## Task details
Collect each line holding the string "hémorragie".

## Records to use

▶

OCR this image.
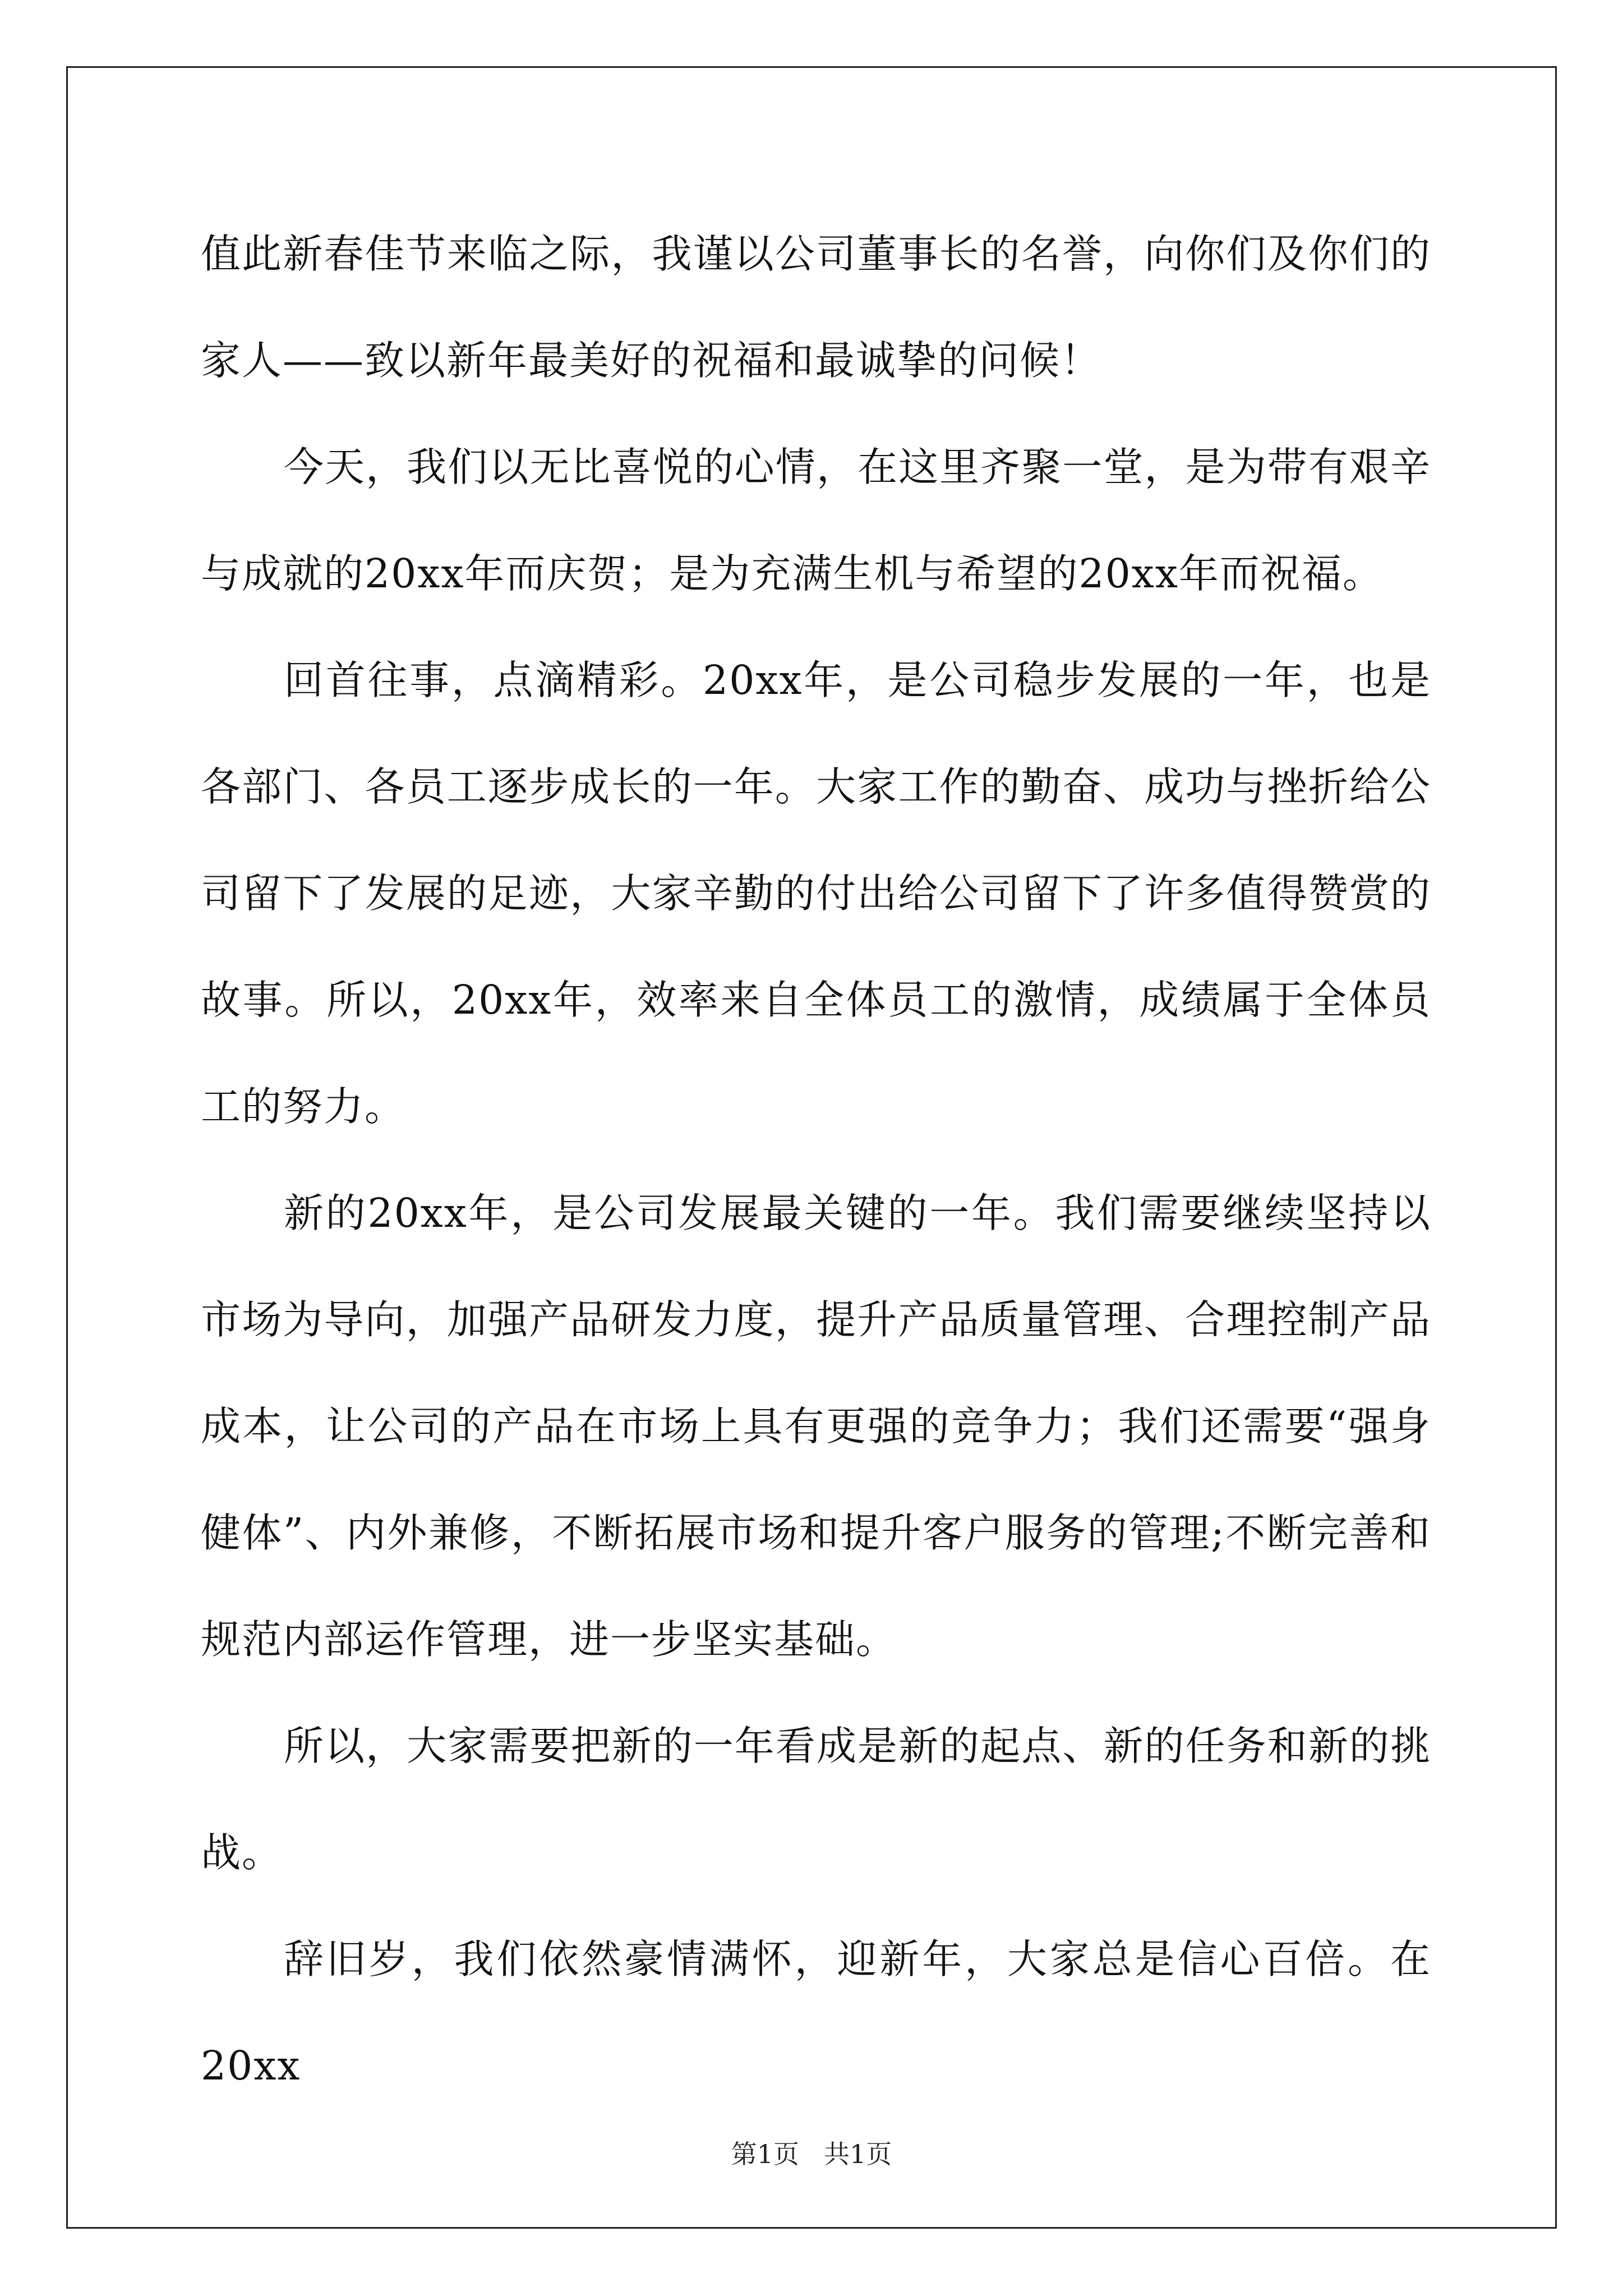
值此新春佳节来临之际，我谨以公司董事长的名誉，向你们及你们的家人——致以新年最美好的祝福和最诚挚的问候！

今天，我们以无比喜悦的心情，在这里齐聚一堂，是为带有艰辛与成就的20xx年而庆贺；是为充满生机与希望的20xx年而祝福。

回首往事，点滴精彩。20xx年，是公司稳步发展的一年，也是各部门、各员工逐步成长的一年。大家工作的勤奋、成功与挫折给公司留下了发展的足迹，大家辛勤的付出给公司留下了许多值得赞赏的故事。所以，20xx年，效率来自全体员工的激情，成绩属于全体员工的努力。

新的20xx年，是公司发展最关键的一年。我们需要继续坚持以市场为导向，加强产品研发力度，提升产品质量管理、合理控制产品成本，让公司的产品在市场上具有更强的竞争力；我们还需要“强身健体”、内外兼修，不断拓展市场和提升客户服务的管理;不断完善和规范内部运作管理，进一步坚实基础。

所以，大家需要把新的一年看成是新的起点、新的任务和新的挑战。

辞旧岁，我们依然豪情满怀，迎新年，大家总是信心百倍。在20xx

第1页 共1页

◀
▶

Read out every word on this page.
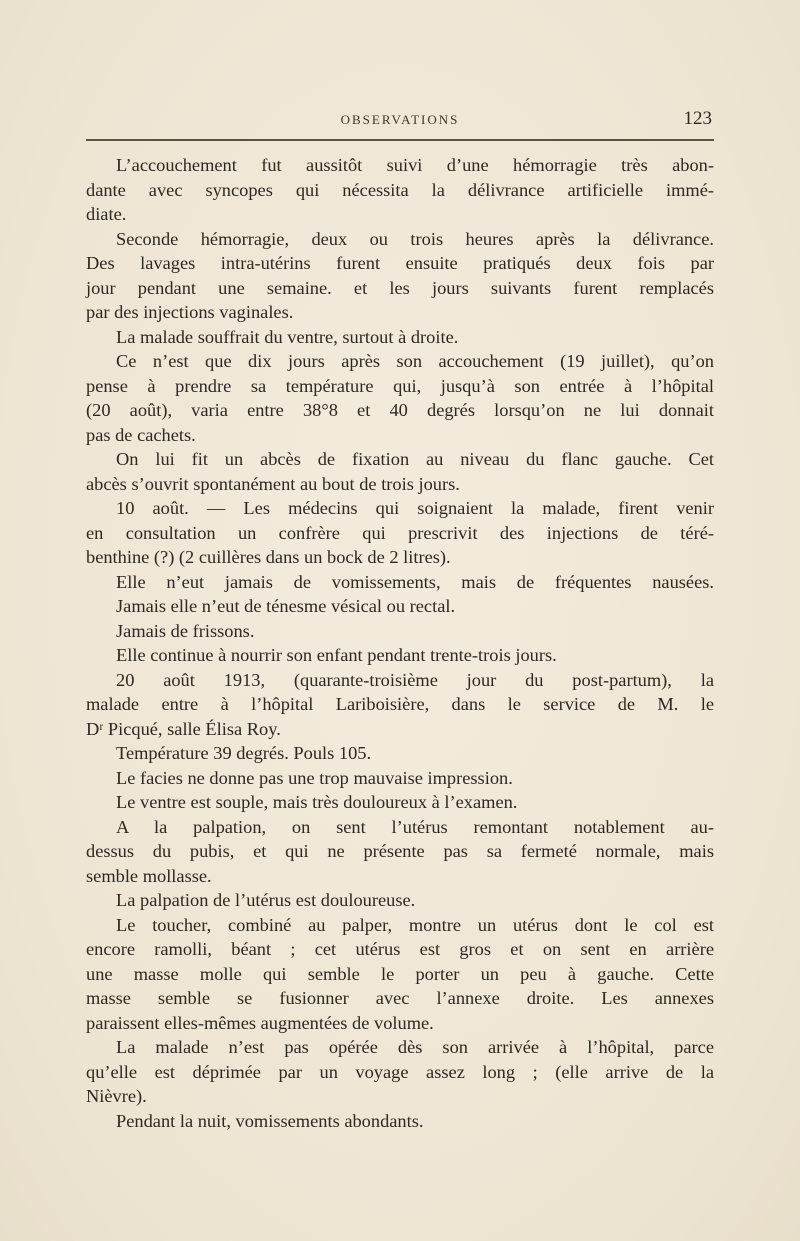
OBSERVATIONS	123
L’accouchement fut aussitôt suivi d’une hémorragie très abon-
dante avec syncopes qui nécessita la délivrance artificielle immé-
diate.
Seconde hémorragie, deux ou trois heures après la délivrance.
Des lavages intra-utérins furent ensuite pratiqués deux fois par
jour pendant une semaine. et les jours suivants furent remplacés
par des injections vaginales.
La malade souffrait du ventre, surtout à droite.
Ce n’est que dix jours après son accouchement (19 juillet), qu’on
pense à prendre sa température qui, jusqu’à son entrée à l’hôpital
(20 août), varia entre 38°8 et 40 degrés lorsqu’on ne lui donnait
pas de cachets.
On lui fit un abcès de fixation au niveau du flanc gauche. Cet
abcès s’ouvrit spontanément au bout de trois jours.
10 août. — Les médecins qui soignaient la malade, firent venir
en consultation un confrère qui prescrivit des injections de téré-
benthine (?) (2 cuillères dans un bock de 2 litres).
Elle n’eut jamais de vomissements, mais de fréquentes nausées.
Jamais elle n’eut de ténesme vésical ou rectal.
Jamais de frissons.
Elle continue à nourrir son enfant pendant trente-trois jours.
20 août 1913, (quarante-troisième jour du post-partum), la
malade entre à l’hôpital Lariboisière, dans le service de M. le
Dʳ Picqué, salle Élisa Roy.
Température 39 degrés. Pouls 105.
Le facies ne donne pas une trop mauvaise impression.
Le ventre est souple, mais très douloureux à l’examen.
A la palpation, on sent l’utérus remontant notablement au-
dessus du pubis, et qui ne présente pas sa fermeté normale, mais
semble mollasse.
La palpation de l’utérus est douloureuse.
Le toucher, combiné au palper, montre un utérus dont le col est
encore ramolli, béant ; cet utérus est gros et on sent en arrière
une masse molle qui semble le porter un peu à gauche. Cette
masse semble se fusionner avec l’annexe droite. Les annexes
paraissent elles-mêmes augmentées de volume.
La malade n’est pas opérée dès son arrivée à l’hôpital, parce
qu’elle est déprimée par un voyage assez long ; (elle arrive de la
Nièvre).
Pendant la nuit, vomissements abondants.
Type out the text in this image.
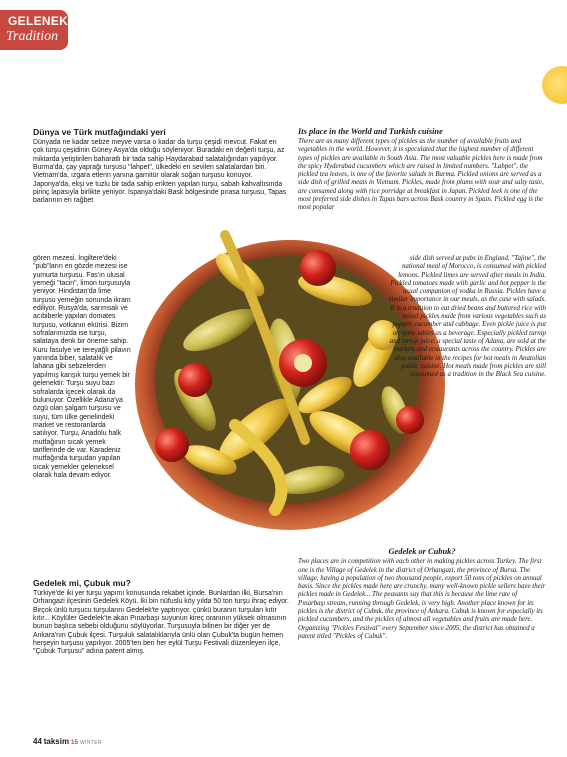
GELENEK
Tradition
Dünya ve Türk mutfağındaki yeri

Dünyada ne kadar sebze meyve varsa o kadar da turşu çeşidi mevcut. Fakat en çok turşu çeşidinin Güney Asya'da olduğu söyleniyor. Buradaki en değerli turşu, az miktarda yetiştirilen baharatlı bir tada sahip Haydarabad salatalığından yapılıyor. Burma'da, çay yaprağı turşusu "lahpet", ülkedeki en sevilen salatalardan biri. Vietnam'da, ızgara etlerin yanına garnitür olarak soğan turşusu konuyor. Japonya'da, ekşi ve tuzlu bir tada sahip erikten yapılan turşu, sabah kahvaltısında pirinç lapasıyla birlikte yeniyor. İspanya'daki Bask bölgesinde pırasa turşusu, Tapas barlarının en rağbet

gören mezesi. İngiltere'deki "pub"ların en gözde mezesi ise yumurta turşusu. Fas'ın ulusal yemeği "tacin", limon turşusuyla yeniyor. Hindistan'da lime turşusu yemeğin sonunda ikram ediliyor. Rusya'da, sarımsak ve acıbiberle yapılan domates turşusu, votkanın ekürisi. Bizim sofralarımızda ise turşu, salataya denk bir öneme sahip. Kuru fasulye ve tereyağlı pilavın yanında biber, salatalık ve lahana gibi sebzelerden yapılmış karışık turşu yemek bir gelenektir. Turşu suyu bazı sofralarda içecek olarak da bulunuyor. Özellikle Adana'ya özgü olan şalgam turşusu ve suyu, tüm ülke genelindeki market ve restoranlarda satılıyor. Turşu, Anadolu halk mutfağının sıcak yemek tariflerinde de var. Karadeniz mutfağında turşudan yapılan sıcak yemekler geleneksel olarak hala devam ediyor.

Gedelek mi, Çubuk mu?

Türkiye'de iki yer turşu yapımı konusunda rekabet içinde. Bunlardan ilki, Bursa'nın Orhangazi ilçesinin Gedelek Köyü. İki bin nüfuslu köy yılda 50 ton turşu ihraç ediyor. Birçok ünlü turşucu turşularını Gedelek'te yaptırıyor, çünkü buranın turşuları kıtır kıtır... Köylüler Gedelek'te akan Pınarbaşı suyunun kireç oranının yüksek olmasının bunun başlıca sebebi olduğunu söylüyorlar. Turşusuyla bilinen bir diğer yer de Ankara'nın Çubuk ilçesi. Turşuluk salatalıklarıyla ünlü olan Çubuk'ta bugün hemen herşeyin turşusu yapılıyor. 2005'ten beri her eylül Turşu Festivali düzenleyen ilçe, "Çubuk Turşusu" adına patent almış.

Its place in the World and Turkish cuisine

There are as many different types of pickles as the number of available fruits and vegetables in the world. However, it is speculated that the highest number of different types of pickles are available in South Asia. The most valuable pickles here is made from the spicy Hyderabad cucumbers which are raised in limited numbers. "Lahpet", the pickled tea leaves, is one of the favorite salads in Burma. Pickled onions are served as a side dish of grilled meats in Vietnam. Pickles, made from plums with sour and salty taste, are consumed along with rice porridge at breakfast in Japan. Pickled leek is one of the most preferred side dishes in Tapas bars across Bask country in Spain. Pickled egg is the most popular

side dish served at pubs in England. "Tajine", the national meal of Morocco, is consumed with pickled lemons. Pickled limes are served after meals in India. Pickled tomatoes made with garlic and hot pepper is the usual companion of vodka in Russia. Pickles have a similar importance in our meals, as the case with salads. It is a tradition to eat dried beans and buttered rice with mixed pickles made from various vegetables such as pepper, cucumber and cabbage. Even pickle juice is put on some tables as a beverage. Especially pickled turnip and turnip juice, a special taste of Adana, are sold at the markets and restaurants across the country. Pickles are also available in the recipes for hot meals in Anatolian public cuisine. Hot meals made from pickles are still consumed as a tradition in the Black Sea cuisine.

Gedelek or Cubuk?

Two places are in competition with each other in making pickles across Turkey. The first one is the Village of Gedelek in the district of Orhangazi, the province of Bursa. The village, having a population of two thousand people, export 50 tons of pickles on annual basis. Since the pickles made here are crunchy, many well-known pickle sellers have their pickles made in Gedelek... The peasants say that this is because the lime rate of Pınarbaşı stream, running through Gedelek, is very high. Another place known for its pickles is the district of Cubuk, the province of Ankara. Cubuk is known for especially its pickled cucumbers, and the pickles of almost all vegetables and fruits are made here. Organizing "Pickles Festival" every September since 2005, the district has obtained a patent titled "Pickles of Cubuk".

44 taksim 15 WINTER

◀

## Exercise answer
L’accouchement fut aussitôt suivi d’une hémorragie très abon-
Seconde hémorragie, deux ou trois heures après la délivrance.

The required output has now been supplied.